## What you need to do
Send back the records in full, character for character.

>>>

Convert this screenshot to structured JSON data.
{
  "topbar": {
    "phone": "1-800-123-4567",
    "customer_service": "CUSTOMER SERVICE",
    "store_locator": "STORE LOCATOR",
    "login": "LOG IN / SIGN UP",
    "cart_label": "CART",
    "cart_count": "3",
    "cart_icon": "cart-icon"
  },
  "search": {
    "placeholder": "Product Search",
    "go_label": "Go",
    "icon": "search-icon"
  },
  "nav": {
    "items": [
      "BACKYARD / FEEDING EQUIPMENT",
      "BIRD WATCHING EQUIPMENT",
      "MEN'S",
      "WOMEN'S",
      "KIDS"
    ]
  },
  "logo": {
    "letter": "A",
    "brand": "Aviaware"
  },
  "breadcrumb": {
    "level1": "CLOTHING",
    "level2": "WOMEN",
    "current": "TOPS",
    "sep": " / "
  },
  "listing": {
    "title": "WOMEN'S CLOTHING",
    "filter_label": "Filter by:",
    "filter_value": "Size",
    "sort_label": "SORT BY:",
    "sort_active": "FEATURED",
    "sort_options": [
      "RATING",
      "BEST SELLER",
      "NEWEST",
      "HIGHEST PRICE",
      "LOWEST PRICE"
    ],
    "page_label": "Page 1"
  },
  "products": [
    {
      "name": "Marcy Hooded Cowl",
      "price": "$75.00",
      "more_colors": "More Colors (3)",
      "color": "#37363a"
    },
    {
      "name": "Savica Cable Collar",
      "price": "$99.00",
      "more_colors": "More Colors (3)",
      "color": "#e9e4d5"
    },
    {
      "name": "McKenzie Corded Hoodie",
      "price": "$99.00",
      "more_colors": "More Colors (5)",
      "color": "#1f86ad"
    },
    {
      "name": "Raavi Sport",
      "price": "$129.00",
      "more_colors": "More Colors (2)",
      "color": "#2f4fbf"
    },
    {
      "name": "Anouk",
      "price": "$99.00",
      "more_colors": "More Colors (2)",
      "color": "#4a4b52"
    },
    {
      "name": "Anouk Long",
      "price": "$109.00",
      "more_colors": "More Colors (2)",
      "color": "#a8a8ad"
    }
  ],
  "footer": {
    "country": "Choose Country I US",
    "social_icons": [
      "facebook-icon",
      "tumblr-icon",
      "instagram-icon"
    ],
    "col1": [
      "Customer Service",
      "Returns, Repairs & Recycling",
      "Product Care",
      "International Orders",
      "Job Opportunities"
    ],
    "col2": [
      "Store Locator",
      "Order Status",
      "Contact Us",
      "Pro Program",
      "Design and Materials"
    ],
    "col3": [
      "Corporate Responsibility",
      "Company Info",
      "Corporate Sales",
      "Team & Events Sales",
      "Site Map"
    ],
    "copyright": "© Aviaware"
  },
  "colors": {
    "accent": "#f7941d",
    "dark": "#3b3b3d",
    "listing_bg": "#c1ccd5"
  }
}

<<<

## Problem solution
Convert this screenshot to structured JSON data.
{
  "topbar": {
    "phone": "1-800-123-4567",
    "customer_service": "CUSTOMER SERVICE",
    "store_locator": "STORE LOCATOR",
    "login": "LOG IN / SIGN UP",
    "cart_label": "CART",
    "cart_count": "3",
    "cart_icon": "cart-icon"
  },
  "search": {
    "placeholder": "Product Search",
    "go_label": "Go",
    "icon": "search-icon"
  },
  "nav": {
    "items": [
      "BACKYARD / FEEDING EQUIPMENT",
      "BIRD WATCHING EQUIPMENT",
      "MEN'S",
      "WOMEN'S",
      "KIDS"
    ]
  },
  "logo": {
    "letter": "A",
    "brand": "Aviaware"
  },
  "breadcrumb": {
    "level1": "CLOTHING",
    "level2": "WOMEN",
    "current": "TOPS",
    "sep": " / "
  },
  "listing": {
    "title": "WOMEN'S CLOTHING",
    "filter_label": "Filter by:",
    "filter_value": "Size",
    "sort_label": "SORT BY:",
    "sort_active": "FEATURED",
    "sort_options": [
      "RATING",
      "BEST SELLER",
      "NEWEST",
      "HIGHEST PRICE",
      "LOWEST PRICE"
    ],
    "page_label": "Page 1"
  },
  "products": [
    {
      "name": "Marcy Hooded Cowl",
      "price": "$75.00",
      "more_colors": "More Colors (3)",
      "color": "#37363a"
    },
    {
      "name": "Savica Cable Collar",
      "price": "$99.00",
      "more_colors": "More Colors (3)",
      "color": "#e9e4d5"
    },
    {
      "name": "McKenzie Corded Hoodie",
      "price": "$99.00",
      "more_colors": "More Colors (5)",
      "color": "#1f86ad"
    },
    {
      "name": "Raavi Sport",
      "price": "$129.00",
      "more_colors": "More Colors (2)",
      "color": "#2f4fbf"
    },
    {
      "name": "Anouk",
      "price": "$99.00",
      "more_colors": "More Colors (2)",
      "color": "#4a4b52"
    },
    {
      "name": "Anouk Long",
      "price": "$109.00",
      "more_colors": "More Colors (2)",
      "color": "#a8a8ad"
    }
  ],
  "footer": {
    "country": "Choose Country I US",
    "social_icons": [
      "facebook-icon",
      "tumblr-icon",
      "instagram-icon"
    ],
    "col1": [
      "Customer Service",
      "Returns, Repairs & Recycling",
      "Product Care",
      "International Orders",
      "Job Opportunities"
    ],
    "col2": [
      "Store Locator",
      "Order Status",
      "Contact Us",
      "Pro Program",
      "Design and Materials"
    ],
    "col3": [
      "Corporate Responsibility",
      "Company Info",
      "Corporate Sales",
      "Team & Events Sales",
      "Site Map"
    ],
    "copyright": "© Aviaware"
  },
  "colors": {
    "accent": "#f7941d",
    "dark": "#3b3b3d",
    "listing_bg": "#c1ccd5"
  }
}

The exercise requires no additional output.